Task statement ▸ Convert the records below into a numbered list, leaving out blank lines and the pictures.

[Region annotation records]
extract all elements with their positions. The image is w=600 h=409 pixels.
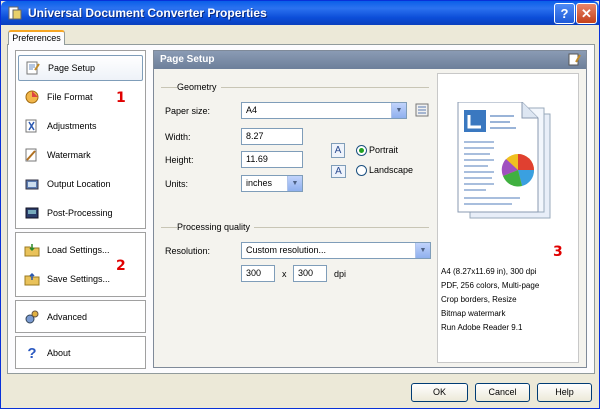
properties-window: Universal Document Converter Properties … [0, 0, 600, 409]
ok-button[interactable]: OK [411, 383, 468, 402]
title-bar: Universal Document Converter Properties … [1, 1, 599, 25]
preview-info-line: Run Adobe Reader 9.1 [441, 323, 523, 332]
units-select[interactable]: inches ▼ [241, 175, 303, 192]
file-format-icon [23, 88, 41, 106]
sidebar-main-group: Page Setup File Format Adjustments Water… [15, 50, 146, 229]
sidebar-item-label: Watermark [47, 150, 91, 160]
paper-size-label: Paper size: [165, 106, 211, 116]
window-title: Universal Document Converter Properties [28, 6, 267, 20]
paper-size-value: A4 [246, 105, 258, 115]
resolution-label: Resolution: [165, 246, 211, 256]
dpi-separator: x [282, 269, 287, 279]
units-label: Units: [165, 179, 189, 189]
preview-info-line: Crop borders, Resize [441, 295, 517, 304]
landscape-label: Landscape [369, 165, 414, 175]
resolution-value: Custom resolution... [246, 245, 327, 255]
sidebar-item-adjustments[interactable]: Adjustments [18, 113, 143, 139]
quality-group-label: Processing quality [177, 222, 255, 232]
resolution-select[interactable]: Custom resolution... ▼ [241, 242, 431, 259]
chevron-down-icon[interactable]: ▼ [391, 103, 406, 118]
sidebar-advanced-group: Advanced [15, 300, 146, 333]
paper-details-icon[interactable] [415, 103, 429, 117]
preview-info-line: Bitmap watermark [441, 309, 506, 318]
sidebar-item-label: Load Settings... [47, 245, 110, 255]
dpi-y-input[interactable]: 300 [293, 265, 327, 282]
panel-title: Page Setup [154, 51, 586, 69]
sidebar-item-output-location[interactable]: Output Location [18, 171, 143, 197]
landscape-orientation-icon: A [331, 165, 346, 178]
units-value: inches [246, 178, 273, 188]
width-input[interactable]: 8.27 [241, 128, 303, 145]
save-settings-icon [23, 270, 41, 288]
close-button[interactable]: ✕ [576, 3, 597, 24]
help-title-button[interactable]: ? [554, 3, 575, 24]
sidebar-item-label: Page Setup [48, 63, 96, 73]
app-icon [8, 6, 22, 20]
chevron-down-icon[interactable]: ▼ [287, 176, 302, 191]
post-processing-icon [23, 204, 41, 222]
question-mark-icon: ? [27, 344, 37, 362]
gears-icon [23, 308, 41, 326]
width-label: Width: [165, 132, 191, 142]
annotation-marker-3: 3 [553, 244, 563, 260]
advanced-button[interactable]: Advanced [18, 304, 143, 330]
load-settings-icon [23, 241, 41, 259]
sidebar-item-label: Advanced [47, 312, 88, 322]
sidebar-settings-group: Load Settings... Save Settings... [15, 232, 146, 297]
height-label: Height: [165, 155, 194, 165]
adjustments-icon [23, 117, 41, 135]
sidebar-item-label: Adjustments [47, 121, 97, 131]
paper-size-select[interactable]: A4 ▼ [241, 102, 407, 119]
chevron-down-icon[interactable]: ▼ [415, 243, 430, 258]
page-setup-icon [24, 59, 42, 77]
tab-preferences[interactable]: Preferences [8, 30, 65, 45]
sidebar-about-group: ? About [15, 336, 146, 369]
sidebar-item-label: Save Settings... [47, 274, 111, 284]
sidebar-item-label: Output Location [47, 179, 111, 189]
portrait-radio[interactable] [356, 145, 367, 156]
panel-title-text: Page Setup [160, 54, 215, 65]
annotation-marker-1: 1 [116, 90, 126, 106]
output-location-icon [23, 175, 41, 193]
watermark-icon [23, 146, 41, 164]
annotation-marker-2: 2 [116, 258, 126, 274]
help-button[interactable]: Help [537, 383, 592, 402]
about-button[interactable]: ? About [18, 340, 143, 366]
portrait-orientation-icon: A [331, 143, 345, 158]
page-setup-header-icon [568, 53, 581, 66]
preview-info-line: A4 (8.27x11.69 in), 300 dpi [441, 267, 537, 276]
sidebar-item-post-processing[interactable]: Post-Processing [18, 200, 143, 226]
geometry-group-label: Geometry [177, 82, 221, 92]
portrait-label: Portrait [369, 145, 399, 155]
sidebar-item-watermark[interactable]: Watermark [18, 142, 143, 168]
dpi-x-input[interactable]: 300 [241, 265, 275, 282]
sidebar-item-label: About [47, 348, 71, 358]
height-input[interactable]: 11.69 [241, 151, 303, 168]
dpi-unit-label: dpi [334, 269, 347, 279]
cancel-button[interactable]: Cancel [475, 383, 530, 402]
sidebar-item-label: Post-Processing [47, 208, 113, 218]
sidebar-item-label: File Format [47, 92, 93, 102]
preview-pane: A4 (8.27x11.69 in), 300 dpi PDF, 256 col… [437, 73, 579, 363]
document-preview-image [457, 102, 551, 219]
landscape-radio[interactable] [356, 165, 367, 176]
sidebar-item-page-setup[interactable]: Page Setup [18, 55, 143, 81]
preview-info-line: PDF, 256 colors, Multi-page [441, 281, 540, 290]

Task response ▸
1. extract all elements with their positions. The image is w=600 h=409 pixels.
2. properties-window: Universal Document Converter Properties … [0, 0, 600, 409]
3. ok-button[interactable]: OK [411, 383, 468, 402]
4. title-bar: Universal Document Converter Properties … [1, 1, 599, 25]
5. preview-info-line: Run Adobe Reader 9.1 [441, 323, 523, 332]
6. units-select[interactable]: inches ▼ [241, 175, 303, 192]
7. file-format-icon [23, 88, 41, 106]
8. sidebar-main-group: Page Setup File Format Adjustments Water… [15, 50, 146, 229]
9. sidebar-item-label: Watermark [47, 150, 91, 160]
10. paper-size-label: Paper size: [165, 106, 211, 116]
11. window-title: Universal Document Converter Properties [28, 6, 267, 20]
12. paper-size-value: A4 [246, 105, 258, 115]
13. resolution-label: Resolution: [165, 246, 211, 256]
14. dpi-separator: x [282, 269, 287, 279]
15. units-label: Units: [165, 179, 189, 189]
16. preview-info-line: Crop borders, Resize [441, 295, 517, 304]
17. landscape-label: Landscape [369, 165, 414, 175]
18. resolution-value: Custom resolution... [246, 245, 327, 255]
19. sidebar-item-adjustments[interactable]: Adjustments [18, 113, 143, 139]
20. quality-group-label: Processing quality [177, 222, 255, 232]
21. resolution-select[interactable]: Custom resolution... ▼ [241, 242, 431, 259]
22. chevron-down-icon[interactable]: ▼ [391, 103, 406, 118]
23. sidebar-advanced-group: Advanced [15, 300, 146, 333]
24. paper-details-icon[interactable] [415, 103, 429, 117]
25. preview-info-line: Bitmap watermark [441, 309, 506, 318]
26. sidebar-item-label: Load Settings... [47, 245, 110, 255]
27. dpi-y-input[interactable]: 300 [293, 265, 327, 282]
28. panel-title: Page Setup [154, 51, 586, 69]
29. sidebar-item-output-location[interactable]: Output Location [18, 171, 143, 197]
30. landscape-orientation-icon: A [331, 165, 346, 178]
31. units-value: inches [246, 178, 273, 188]
32. width-input[interactable]: 8.27 [241, 128, 303, 145]
33. save-settings-icon [23, 270, 41, 288]
34. close-button[interactable]: ✕ [576, 3, 597, 24]
35. help-title-button[interactable]: ? [554, 3, 575, 24]
36. sidebar-item-label: Page Setup [48, 63, 96, 73]
37. app-icon [8, 6, 22, 20]
38. chevron-down-icon[interactable]: ▼ [287, 176, 302, 191]
39. post-processing-icon [23, 204, 41, 222]
40. question-mark-icon: ? [27, 344, 37, 362]
41. gears-icon [23, 308, 41, 326]
42. width-label: Width: [165, 132, 191, 142]
43. annotation-marker-3: 3 [553, 244, 563, 260]
44. advanced-button[interactable]: Advanced [18, 304, 143, 330]
45. load-settings-icon [23, 241, 41, 259]
46. sidebar-item-label: Advanced [47, 312, 88, 322]
47. sidebar-settings-group: Load Settings... Save Settings... [15, 232, 146, 297]
48. height-label: Height: [165, 155, 194, 165]
49. adjustments-icon [23, 117, 41, 135]
50. sidebar-item-label: Adjustments [47, 121, 97, 131]
51. paper-size-select[interactable]: A4 ▼ [241, 102, 407, 119]
52. chevron-down-icon[interactable]: ▼ [415, 243, 430, 258]
53. page-setup-icon [24, 59, 42, 77]
54. tab-preferences[interactable]: Preferences [8, 30, 65, 45]
55. sidebar-about-group: ? About [15, 336, 146, 369]
56. sidebar-item-label: Save Settings... [47, 274, 111, 284]
57. sidebar-item-label: Output Location [47, 179, 111, 189]
58. portrait-radio[interactable] [356, 145, 367, 156]
59. panel-title-text: Page Setup [160, 54, 215, 65]
60. annotation-marker-1: 1 [116, 90, 126, 106]
61. output-location-icon [23, 175, 41, 193]
62. watermark-icon [23, 146, 41, 164]
63. annotation-marker-2: 2 [116, 258, 126, 274]
64. help-button[interactable]: Help [537, 383, 592, 402]
65. about-button[interactable]: ? About [18, 340, 143, 366]
66. portrait-orientation-icon: A [331, 143, 345, 158]
67. page-setup-header-icon [568, 53, 581, 66]
68. preview-info-line: A4 (8.27x11.69 in), 300 dpi [441, 267, 537, 276]
69. sidebar-item-post-processing[interactable]: Post-Processing [18, 200, 143, 226]
70. geometry-group-label: Geometry [177, 82, 221, 92]
71. portrait-label: Portrait [369, 145, 399, 155]
72. sidebar-item-watermark[interactable]: Watermark [18, 142, 143, 168]
73. dpi-x-input[interactable]: 300 [241, 265, 275, 282]
74. sidebar-item-label: About [47, 348, 71, 358]
75. height-input[interactable]: 11.69 [241, 151, 303, 168]
76. dpi-unit-label: dpi [334, 269, 347, 279]
77. cancel-button[interactable]: Cancel [475, 383, 530, 402]
78. sidebar-item-label: Post-Processing [47, 208, 113, 218]
79. sidebar-item-label: File Format [47, 92, 93, 102]
80. preview-pane: A4 (8.27x11.69 in), 300 dpi PDF, 256 col… [437, 73, 579, 363]
81. document-preview-image [457, 102, 551, 219]
82. landscape-radio[interactable] [356, 165, 367, 176]
83. sidebar-item-page-setup[interactable]: Page Setup [18, 55, 143, 81]
84. preview-info-line: PDF, 256 colors, Multi-page [441, 281, 540, 290]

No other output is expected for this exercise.